▶ Excerto do texto
┌──

Acresce que, como tem sido entendimento deste Tribunal, a ausência de procedimento concorrencial implica a falta de um elemento essencial da adjudicação, o que determina a respectiva nulidade, nos termos do artigo 133.º, n.º 1, do Código do Procedimento Administrativo.
Esta nulidade, que pode ser declarada a todo o tempo, origina a nulidade do contrato, nos termos do estabelecido no artigo 283.º, n.º 1, do Código dos Contratos Públicos.
A nulidade é fundamento de recusa de visto, como estabelece a alínea a) do n.º 3 do artigo 44º da LOPTC.
 

IV. DECISÃO

Pelos fundamentos indicados, e nos termos do disposto nas alíneas a), b) e c) do nº 3 do artigo 44.º da Lei nº 98/97, acordam os Juízes do Tribunal de Contas, em Subsecção da 1.ª Secção, em recusar o visto ao contrato acima identificado.

└──

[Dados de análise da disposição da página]
┌──

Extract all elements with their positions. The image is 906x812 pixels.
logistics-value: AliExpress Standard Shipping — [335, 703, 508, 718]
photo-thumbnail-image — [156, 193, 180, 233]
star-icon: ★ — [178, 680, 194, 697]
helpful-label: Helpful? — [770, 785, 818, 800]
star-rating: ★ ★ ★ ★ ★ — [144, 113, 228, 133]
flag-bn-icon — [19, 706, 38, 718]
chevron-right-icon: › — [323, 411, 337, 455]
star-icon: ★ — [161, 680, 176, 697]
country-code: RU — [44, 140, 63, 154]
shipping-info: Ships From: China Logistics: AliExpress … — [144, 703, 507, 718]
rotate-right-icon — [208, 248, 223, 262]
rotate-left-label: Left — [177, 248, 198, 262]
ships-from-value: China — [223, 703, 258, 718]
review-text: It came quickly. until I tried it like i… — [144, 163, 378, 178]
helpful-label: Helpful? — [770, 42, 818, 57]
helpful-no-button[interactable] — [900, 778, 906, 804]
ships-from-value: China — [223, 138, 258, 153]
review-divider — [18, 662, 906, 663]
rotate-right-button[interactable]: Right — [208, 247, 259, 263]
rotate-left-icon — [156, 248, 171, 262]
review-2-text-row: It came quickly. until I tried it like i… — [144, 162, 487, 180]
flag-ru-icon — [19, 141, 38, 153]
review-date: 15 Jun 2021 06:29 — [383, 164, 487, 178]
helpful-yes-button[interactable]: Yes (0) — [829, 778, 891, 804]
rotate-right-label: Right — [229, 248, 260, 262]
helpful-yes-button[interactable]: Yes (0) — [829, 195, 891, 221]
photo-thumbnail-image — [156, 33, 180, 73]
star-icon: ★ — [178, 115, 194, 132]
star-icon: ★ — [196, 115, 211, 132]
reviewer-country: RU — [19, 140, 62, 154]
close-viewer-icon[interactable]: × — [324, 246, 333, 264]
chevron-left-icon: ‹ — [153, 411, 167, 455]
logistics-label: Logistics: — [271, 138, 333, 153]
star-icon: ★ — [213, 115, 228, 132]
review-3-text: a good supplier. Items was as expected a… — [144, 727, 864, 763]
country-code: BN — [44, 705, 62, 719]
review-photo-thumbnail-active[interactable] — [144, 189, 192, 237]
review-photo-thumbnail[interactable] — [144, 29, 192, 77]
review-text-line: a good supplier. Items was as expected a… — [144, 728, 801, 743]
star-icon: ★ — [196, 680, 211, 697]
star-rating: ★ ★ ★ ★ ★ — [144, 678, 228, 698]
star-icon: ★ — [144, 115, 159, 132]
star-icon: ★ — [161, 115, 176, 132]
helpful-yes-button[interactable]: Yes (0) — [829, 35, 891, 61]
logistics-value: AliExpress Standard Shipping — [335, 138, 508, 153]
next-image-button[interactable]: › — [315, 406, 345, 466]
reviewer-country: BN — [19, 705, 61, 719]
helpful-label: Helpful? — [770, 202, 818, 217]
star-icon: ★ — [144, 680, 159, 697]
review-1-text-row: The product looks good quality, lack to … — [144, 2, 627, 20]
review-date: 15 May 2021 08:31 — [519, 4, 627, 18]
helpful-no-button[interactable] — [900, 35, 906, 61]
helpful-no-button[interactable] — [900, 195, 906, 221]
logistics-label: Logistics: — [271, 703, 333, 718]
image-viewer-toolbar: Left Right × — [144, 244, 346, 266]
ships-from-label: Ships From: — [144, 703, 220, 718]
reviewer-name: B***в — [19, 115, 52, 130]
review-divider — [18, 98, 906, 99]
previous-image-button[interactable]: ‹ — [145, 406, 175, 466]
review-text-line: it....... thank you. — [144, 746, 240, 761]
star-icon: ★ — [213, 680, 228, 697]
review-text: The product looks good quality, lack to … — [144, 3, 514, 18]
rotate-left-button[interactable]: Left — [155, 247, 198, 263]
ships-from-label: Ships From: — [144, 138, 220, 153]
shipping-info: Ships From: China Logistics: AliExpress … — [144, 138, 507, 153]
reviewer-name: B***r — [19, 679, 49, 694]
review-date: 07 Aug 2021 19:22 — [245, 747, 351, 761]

└──

▶ Problema a resolver
Prossiga o excerto sobre a recusa de visto ao contrato a partir da última frase apresentada. Este material é independente do excerto.

▶ Resposta ao problema
São devidos emolumentos nos termos do artigo 5º, n.º 3, do Regime Jurídico dos Emolumentos do Tribunal de Contas (35).
Lisboa, 22 de Fevereiro de 2011 

Os Juízes Conselheiros, - (Helena Abreu Lopes - Relatora) - (António Santos Soares) - (João Figueiredo)

Fui presente

(Procurador Geral Adjunto) - (Jorge Leal)


(1) Cfr. acta do júri de 22 de Abril de 2010, a fls. 59 e seguintes do processo.
(2) Idem.
(3) Idem. Cfr. também alínea h) do probatório.
(4) Cfr. acta do júri de 22 de Abril de 2010, a fls. 59 e seguintes do processo.
(5) Idem
(6) Cfr. fls. 64 e seguintes dos autos.
(7) Cfr. fls 67 e seguintes do processo.
(8) Cfr. ofício n.º 2106, de 3 de Fevereiro de 2011, a fls. 279 e seguintes.
(9) Cfr. fls. 62 a 81 e 284 a 292 do processo.
(10) Cfr. fls. 160.
(11) Cfr. fls. 174.
(12) Cfr. fls. 70.
(13) Vide II volume do processo.
(14) Cfr. ofício n.º 2106, de 3 de Fevereiro de 2011, a fls. 279 e seguintes.
(15) Cfr. fls. 296 e seguintes.
(16) Cfr. ofício n.º 2106, de 3 de Fevereiro de 2011, a fls. 279 e seguintes.
(17) Cfr. artigos 81.º, alínea f), 99.º, alínea a), e 266.º da Constituição.
(18) Cfr. artigo 2.º, n.º 5, do Código do Procedimento Administrativo.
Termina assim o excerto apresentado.